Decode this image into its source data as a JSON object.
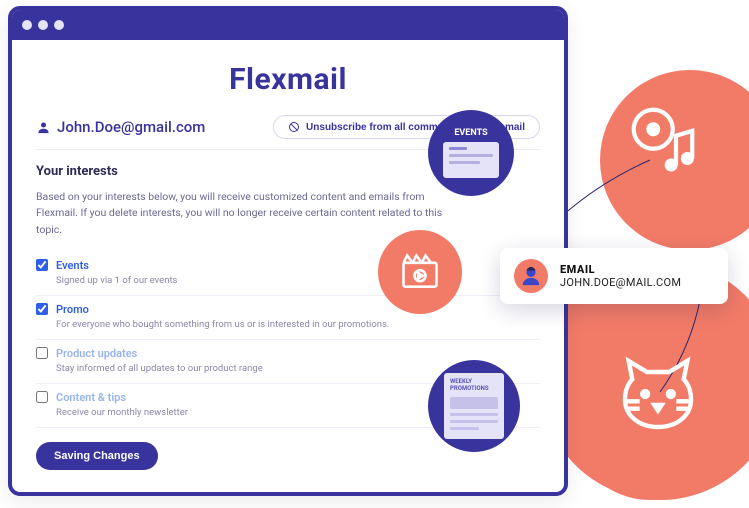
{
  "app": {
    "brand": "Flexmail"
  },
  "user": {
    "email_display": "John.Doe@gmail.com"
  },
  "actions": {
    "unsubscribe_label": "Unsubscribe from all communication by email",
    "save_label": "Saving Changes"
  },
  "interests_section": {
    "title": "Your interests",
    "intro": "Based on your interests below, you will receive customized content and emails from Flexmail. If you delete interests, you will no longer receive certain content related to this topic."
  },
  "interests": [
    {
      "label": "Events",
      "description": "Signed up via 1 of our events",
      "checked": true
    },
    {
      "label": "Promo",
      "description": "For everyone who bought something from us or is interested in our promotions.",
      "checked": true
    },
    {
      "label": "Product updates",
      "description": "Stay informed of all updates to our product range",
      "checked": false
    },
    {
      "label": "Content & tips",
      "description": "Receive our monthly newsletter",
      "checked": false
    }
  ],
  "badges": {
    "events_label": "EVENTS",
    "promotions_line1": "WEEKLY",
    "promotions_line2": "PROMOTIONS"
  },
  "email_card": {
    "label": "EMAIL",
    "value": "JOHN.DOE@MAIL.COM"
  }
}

^^^^

== Challenge ==
In this exercise, set down all of the data exactly, without the pictures.

== Result of the exercise ==
Decode this image into its source data as a JSON object.
{
  "app": {
    "brand": "Flexmail"
  },
  "user": {
    "email_display": "John.Doe@gmail.com"
  },
  "actions": {
    "unsubscribe_label": "Unsubscribe from all communication by email",
    "save_label": "Saving Changes"
  },
  "interests_section": {
    "title": "Your interests",
    "intro": "Based on your interests below, you will receive customized content and emails from Flexmail. If you delete interests, you will no longer receive certain content related to this topic."
  },
  "interests": [
    {
      "label": "Events",
      "description": "Signed up via 1 of our events",
      "checked": true
    },
    {
      "label": "Promo",
      "description": "For everyone who bought something from us or is interested in our promotions.",
      "checked": true
    },
    {
      "label": "Product updates",
      "description": "Stay informed of all updates to our product range",
      "checked": false
    },
    {
      "label": "Content & tips",
      "description": "Receive our monthly newsletter",
      "checked": false
    }
  ],
  "badges": {
    "events_label": "EVENTS",
    "promotions_line1": "WEEKLY",
    "promotions_line2": "PROMOTIONS"
  },
  "email_card": {
    "label": "EMAIL",
    "value": "JOHN.DOE@MAIL.COM"
  }
}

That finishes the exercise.